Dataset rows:
──────────
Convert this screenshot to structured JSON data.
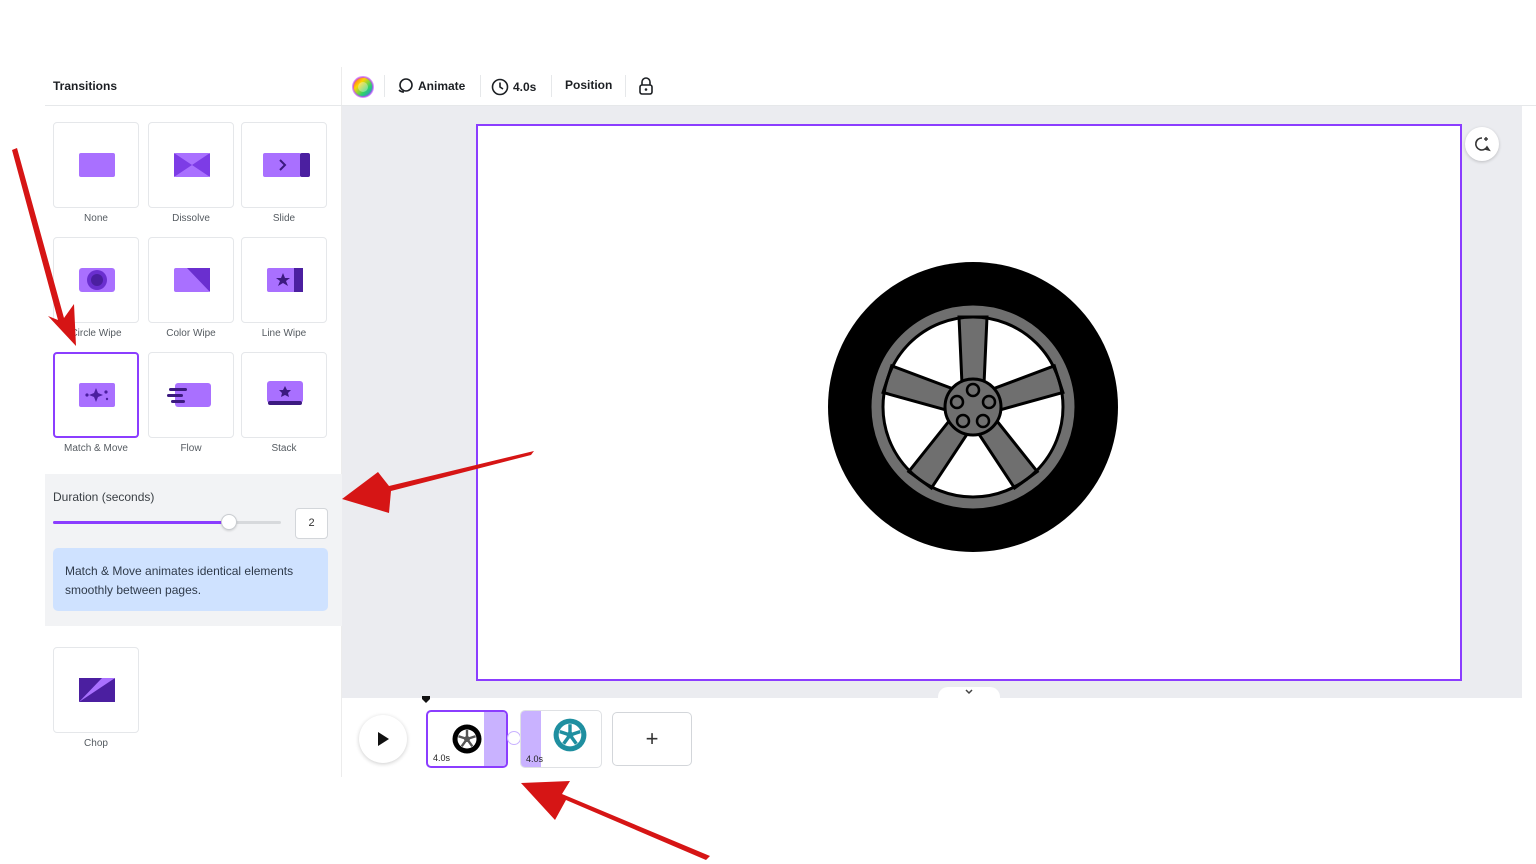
{
  "panel": {
    "title": "Transitions",
    "tiles": [
      {
        "label": "None"
      },
      {
        "label": "Dissolve"
      },
      {
        "label": "Slide"
      },
      {
        "label": "Circle Wipe"
      },
      {
        "label": "Color Wipe"
      },
      {
        "label": "Line Wipe"
      },
      {
        "label": "Match & Move",
        "selected": true
      },
      {
        "label": "Flow"
      },
      {
        "label": "Stack"
      },
      {
        "label": "Chop"
      }
    ],
    "duration": {
      "label": "Duration (seconds)",
      "value": "2",
      "slider_fraction": 0.77
    },
    "info": "Match & Move animates identical elements smoothly between pages."
  },
  "toolbar": {
    "animate_label": "Animate",
    "duration_label": "4.0s",
    "position_label": "Position"
  },
  "timeline": {
    "clips": [
      {
        "duration": "4.0s",
        "icon": "tire-icon"
      },
      {
        "duration": "4.0s",
        "icon": "teal-wheel-icon"
      }
    ],
    "add_label": "+"
  },
  "colors": {
    "accent": "#8b3dff",
    "tile_purple": "#a970ff",
    "tile_dark": "#4b1fa0",
    "info_bg": "#cfe2ff",
    "annotation_red": "#d61515"
  }
}
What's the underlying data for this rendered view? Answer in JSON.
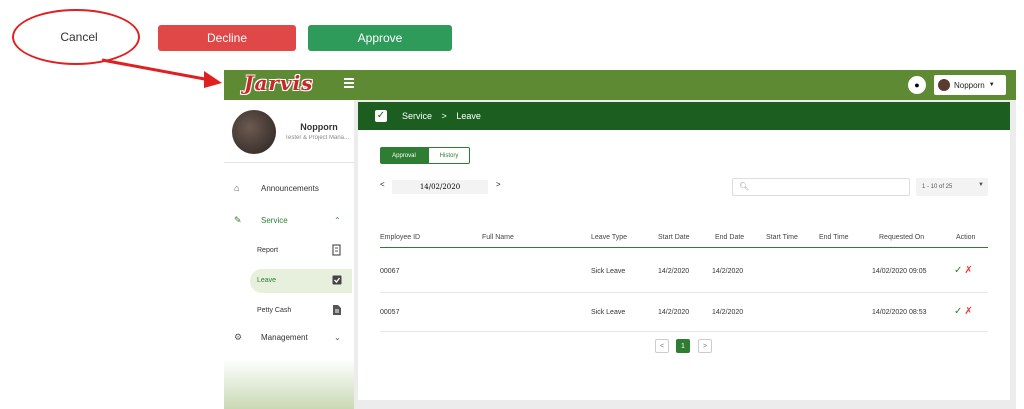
{
  "actions": {
    "cancel": "Cancel",
    "decline": "Decline",
    "approve": "Approve",
    "decline_color": "#e04848",
    "approve_color": "#2e9b5a"
  },
  "topbar": {
    "logo": "Jarvis",
    "user_name": "Nopporn",
    "bg_color": "#5e8a33"
  },
  "sidebar": {
    "profile_name": "Nopporn",
    "profile_role": "Tester & Project Mana...",
    "nav": [
      {
        "label": "Announcements",
        "icon": "home-icon"
      },
      {
        "label": "Service",
        "icon": "pencil-icon"
      },
      {
        "label": "Management",
        "icon": "gear-icon"
      }
    ],
    "service_sub": [
      {
        "label": "Report",
        "icon": "report-icon"
      },
      {
        "label": "Leave",
        "icon": "checkbox-icon"
      },
      {
        "label": "Petty Cash",
        "icon": "document-icon"
      }
    ]
  },
  "content": {
    "breadcrumb": {
      "section": "Service",
      "separator": ">",
      "page": "Leave"
    },
    "tabs": [
      "Approval",
      "History"
    ],
    "date": "14/02/2020",
    "search_placeholder": "",
    "page_size_label": "1 - 10 of 25",
    "columns": [
      "Employee ID",
      "Full Name",
      "Leave Type",
      "Start Date",
      "End Date",
      "Start Time",
      "End Time",
      "Requested On",
      "Action"
    ],
    "rows": [
      {
        "employee_id": "00067",
        "full_name": "",
        "leave_type": "Sick Leave",
        "start_date": "14/2/2020",
        "end_date": "14/2/2020",
        "start_time": "",
        "end_time": "",
        "requested_on": "14/02/2020 09:05"
      },
      {
        "employee_id": "00057",
        "full_name": "",
        "leave_type": "Sick Leave",
        "start_date": "14/2/2020",
        "end_date": "14/2/2020",
        "start_time": "",
        "end_time": "",
        "requested_on": "14/02/2020 08:53"
      }
    ],
    "pagination": {
      "prev": "<",
      "current": "1",
      "next": ">"
    },
    "accent": "#1b5e20"
  }
}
──────────
What to work on — Filter the records above for "Leave" and copy every matching line.

Solution to this problem —
        "label": "Leave",
      "page": "Leave"
      "Leave Type",
        "leave_type": "Sick Leave",
        "leave_type": "Sick Leave",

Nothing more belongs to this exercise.